_RECORDED INFORMATION:_
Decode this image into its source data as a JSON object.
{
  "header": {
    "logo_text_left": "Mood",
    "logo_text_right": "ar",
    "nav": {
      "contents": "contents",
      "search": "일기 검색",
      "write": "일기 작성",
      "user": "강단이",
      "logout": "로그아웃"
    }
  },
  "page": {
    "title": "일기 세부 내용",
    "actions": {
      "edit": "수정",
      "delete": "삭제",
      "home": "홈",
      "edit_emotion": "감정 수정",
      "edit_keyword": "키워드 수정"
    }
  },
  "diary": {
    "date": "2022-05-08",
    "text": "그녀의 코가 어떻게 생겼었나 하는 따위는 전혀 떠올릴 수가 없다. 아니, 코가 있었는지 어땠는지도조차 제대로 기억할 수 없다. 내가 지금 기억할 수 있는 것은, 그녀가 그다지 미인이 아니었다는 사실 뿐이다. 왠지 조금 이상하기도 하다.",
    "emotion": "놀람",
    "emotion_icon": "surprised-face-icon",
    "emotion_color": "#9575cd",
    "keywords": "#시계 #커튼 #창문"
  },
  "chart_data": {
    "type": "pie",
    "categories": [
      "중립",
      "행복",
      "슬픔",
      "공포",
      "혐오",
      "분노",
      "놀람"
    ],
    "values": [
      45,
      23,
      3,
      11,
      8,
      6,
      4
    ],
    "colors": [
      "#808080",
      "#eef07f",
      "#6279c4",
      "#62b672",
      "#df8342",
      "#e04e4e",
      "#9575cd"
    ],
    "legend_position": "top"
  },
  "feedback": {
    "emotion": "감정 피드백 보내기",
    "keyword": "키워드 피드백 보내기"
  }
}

_TO DO:_
Type out the whole listing above again, exactly as it stands.

_FULL ANSWER:_
Decode this image into its source data as a JSON object.
{
  "header": {
    "logo_text_left": "Mood",
    "logo_text_right": "ar",
    "nav": {
      "contents": "contents",
      "search": "일기 검색",
      "write": "일기 작성",
      "user": "강단이",
      "logout": "로그아웃"
    }
  },
  "page": {
    "title": "일기 세부 내용",
    "actions": {
      "edit": "수정",
      "delete": "삭제",
      "home": "홈",
      "edit_emotion": "감정 수정",
      "edit_keyword": "키워드 수정"
    }
  },
  "diary": {
    "date": "2022-05-08",
    "text": "그녀의 코가 어떻게 생겼었나 하는 따위는 전혀 떠올릴 수가 없다. 아니, 코가 있었는지 어땠는지도조차 제대로 기억할 수 없다. 내가 지금 기억할 수 있는 것은, 그녀가 그다지 미인이 아니었다는 사실 뿐이다. 왠지 조금 이상하기도 하다.",
    "emotion": "놀람",
    "emotion_icon": "surprised-face-icon",
    "emotion_color": "#9575cd",
    "keywords": "#시계 #커튼 #창문"
  },
  "chart_data": {
    "type": "pie",
    "categories": [
      "중립",
      "행복",
      "슬픔",
      "공포",
      "혐오",
      "분노",
      "놀람"
    ],
    "values": [
      45,
      23,
      3,
      11,
      8,
      6,
      4
    ],
    "colors": [
      "#808080",
      "#eef07f",
      "#6279c4",
      "#62b672",
      "#df8342",
      "#e04e4e",
      "#9575cd"
    ],
    "legend_position": "top"
  },
  "feedback": {
    "emotion": "감정 피드백 보내기",
    "keyword": "키워드 피드백 보내기"
  }
}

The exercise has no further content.